Every entry needs to be reproduced exactly.

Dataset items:
◇ ◇ ◇ ◇ ◇ ◇ ◇

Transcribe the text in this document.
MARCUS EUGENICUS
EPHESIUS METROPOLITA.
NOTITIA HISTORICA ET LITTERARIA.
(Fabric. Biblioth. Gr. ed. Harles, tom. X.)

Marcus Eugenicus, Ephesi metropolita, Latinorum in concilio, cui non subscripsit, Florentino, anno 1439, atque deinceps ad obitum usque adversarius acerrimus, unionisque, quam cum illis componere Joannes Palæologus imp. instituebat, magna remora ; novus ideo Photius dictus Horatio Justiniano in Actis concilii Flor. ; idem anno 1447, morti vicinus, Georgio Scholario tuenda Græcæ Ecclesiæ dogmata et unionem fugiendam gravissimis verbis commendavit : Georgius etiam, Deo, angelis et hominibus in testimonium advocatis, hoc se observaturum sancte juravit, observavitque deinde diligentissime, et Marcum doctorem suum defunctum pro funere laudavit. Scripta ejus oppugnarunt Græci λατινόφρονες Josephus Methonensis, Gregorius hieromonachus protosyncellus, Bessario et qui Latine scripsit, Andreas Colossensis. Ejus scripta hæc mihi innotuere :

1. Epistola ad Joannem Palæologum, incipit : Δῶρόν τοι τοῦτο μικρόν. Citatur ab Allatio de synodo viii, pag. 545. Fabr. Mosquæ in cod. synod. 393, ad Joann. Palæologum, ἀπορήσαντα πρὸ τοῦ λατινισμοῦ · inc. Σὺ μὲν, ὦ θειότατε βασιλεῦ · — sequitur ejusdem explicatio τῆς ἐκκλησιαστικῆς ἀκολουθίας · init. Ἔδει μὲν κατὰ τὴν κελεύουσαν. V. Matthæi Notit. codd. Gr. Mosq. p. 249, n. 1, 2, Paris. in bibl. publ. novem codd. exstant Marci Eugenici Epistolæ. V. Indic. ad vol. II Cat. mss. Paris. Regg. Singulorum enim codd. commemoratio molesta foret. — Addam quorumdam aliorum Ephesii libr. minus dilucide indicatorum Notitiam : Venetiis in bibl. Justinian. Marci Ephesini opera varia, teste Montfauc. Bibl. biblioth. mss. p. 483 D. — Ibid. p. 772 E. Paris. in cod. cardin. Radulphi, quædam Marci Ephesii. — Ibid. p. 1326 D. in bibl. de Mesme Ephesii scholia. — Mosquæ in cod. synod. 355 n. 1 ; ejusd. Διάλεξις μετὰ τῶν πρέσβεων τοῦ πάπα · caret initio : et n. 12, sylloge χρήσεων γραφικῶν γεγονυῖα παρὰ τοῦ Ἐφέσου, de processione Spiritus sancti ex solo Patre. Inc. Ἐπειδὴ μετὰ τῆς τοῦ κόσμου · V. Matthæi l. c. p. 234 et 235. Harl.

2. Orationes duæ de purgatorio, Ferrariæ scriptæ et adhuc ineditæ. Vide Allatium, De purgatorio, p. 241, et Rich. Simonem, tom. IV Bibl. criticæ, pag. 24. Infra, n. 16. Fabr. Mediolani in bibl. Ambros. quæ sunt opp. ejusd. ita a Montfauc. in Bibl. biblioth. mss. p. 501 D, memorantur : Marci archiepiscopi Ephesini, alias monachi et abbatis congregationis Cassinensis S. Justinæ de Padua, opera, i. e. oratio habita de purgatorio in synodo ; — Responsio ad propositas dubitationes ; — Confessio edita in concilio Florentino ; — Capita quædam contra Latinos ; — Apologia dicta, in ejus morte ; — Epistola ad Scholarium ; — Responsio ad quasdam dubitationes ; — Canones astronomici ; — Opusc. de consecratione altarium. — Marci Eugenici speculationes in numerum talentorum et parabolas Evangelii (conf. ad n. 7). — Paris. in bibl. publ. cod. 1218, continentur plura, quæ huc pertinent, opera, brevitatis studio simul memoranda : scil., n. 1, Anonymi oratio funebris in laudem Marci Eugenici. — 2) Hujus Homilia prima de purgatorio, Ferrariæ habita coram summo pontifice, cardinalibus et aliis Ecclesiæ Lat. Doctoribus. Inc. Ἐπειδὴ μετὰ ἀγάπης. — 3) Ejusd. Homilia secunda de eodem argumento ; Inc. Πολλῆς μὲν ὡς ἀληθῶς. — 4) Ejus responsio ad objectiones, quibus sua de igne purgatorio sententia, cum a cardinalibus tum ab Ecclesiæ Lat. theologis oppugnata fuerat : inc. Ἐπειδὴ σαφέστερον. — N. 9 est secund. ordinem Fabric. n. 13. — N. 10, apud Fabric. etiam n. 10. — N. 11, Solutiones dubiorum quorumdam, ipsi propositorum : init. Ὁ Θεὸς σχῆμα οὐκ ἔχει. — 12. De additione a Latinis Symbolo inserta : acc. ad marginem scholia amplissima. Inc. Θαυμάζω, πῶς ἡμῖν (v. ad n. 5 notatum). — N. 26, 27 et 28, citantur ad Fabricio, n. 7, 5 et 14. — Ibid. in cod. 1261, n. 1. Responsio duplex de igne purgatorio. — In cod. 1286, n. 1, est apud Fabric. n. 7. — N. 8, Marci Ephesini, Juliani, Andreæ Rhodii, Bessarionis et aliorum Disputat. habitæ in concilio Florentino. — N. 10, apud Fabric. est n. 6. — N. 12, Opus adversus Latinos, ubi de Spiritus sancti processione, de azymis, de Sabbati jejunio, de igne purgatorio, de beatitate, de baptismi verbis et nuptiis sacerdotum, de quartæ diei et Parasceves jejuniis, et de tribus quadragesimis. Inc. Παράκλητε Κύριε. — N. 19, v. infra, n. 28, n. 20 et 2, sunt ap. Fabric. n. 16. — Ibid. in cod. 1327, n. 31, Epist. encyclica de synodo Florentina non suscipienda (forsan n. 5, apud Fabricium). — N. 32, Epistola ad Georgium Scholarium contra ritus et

◇ ◇ ◇ ◇ ◇ ◇ ◇

#### Output:
Transcribe the text in this document.
MARCUS EUGENICUS
EPHESIUS METROPOLITA.
NOTITIA HISTORICA ET LITTERARIA.
(Fabric. Biblioth. Gr. ed. Harles, tom. X.)

Marcus Eugenicus, Ephesi metropolita, Latinorum in concilio, cui non subscripsit, Florentino, anno 1439, atque deinceps ad obitum usque adversarius acerrimus, unionisque, quam cum illis componere Joannes Palæologus imp. instituebat, magna remora ; novus ideo Photius dictus Horatio Justiniano in Actis concilii Flor. ; idem anno 1447, morti vicinus, Georgio Scholario tuenda Græcæ Ecclesiæ dogmata et unionem fugiendam gravissimis verbis commendavit : Georgius etiam, Deo, angelis et hominibus in testimonium advocatis, hoc se observaturum sancte juravit, observavitque deinde diligentissime, et Marcum doctorem suum defunctum pro funere laudavit. Scripta ejus oppugnarunt Græci λατινόφρονες Josephus Methonensis, Gregorius hieromonachus protosyncellus, Bessario et qui Latine scripsit, Andreas Colossensis. Ejus scripta hæc mihi innotuere :

1. Epistola ad Joannem Palæologum, incipit : Δῶρόν τοι τοῦτο μικρόν. Citatur ab Allatio de synodo viii, pag. 545. Fabr. Mosquæ in cod. synod. 393, ad Joann. Palæologum, ἀπορήσαντα πρὸ τοῦ λατινισμοῦ · inc. Σὺ μὲν, ὦ θειότατε βασιλεῦ · — sequitur ejusdem explicatio τῆς ἐκκλησιαστικῆς ἀκολουθίας · init. Ἔδει μὲν κατὰ τὴν κελεύουσαν. V. Matthæi Notit. codd. Gr. Mosq. p. 249, n. 1, 2, Paris. in bibl. publ. novem codd. exstant Marci Eugenici Epistolæ. V. Indic. ad vol. II Cat. mss. Paris. Regg. Singulorum enim codd. commemoratio molesta foret. — Addam quorumdam aliorum Ephesii libr. minus dilucide indicatorum Notitiam : Venetiis in bibl. Justinian. Marci Ephesini opera varia, teste Montfauc. Bibl. biblioth. mss. p. 483 D. — Ibid. p. 772 E. Paris. in cod. cardin. Radulphi, quædam Marci Ephesii. — Ibid. p. 1326 D. in bibl. de Mesme Ephesii scholia. — Mosquæ in cod. synod. 355 n. 1 ; ejusd. Διάλεξις μετὰ τῶν πρέσβεων τοῦ πάπα · caret initio : et n. 12, sylloge χρήσεων γραφικῶν γεγονυῖα παρὰ τοῦ Ἐφέσου, de processione Spiritus sancti ex solo Patre. Inc. Ἐπειδὴ μετὰ τῆς τοῦ κόσμου · V. Matthæi l. c. p. 234 et 235. Harl.

2. Orationes duæ de purgatorio, Ferrariæ scriptæ et adhuc ineditæ. Vide Allatium, De purgatorio, p. 241, et Rich. Simonem, tom. IV Bibl. criticæ, pag. 24. Infra, n. 16. Fabr. Mediolani in bibl. Ambros. quæ sunt opp. ejusd. ita a Montfauc. in Bibl. biblioth. mss. p. 501 D, memorantur : Marci archiepiscopi Ephesini, alias monachi et abbatis congregationis Cassinensis S. Justinæ de Padua, opera, i. e. oratio habita de purgatorio in synodo ; — Responsio ad propositas dubitationes ; — Confessio edita in concilio Florentino ; — Capita quædam contra Latinos ; — Apologia dicta, in ejus morte ; — Epistola ad Scholarium ; — Responsio ad quasdam dubitationes ; — Canones astronomici ; — Opusc. de consecratione altarium. — Marci Eugenici speculationes in numerum talentorum et parabolas Evangelii (conf. ad n. 7). — Paris. in bibl. publ. cod. 1218, continentur plura, quæ huc pertinent, opera, brevitatis studio simul memoranda : scil., n. 1, Anonymi oratio funebris in laudem Marci Eugenici. — 2) Hujus Homilia prima de purgatorio, Ferrariæ habita coram summo pontifice, cardinalibus et aliis Ecclesiæ Lat. Doctoribus. Inc. Ἐπειδὴ μετὰ ἀγάπης. — 3) Ejusd. Homilia secunda de eodem argumento ; Inc. Πολλῆς μὲν ὡς ἀληθῶς. — 4) Ejus responsio ad objectiones, quibus sua de igne purgatorio sententia, cum a cardinalibus tum ab Ecclesiæ Lat. theologis oppugnata fuerat : inc. Ἐπειδὴ σαφέστερον. — N. 9 est secund. ordinem Fabric. n. 13. — N. 10, apud Fabric. etiam n. 10. — N. 11, Solutiones dubiorum quorumdam, ipsi propositorum : init. Ὁ Θεὸς σχῆμα οὐκ ἔχει. — 12. De additione a Latinis Symbolo inserta : acc. ad marginem scholia amplissima. Inc. Θαυμάζω, πῶς ἡμῖν (v. ad n. 5 notatum). — N. 26, 27 et 28, citantur ad Fabricio, n. 7, 5 et 14. — Ibid. in cod. 1261, n. 1. Responsio duplex de igne purgatorio. — In cod. 1286, n. 1, est apud Fabric. n. 7. — N. 8, Marci Ephesini, Juliani, Andreæ Rhodii, Bessarionis et aliorum Disputat. habitæ in concilio Florentino. — N. 10, apud Fabric. est n. 6. — N. 12, Opus adversus Latinos, ubi de Spiritus sancti processione, de azymis, de Sabbati jejunio, de igne purgatorio, de beatitate, de baptismi verbis et nuptiis sacerdotum, de quartæ diei et Parasceves jejuniis, et de tribus quadragesimis. Inc. Παράκλητε Κύριε. — N. 19, v. infra, n. 28, n. 20 et 2, sunt ap. Fabric. n. 16. — Ibid. in cod. 1327, n. 31, Epist. encyclica de synodo Florentina non suscipienda (forsan n. 5, apud Fabricium). — N. 32, Epistola ad Georgium Scholarium contra ritus et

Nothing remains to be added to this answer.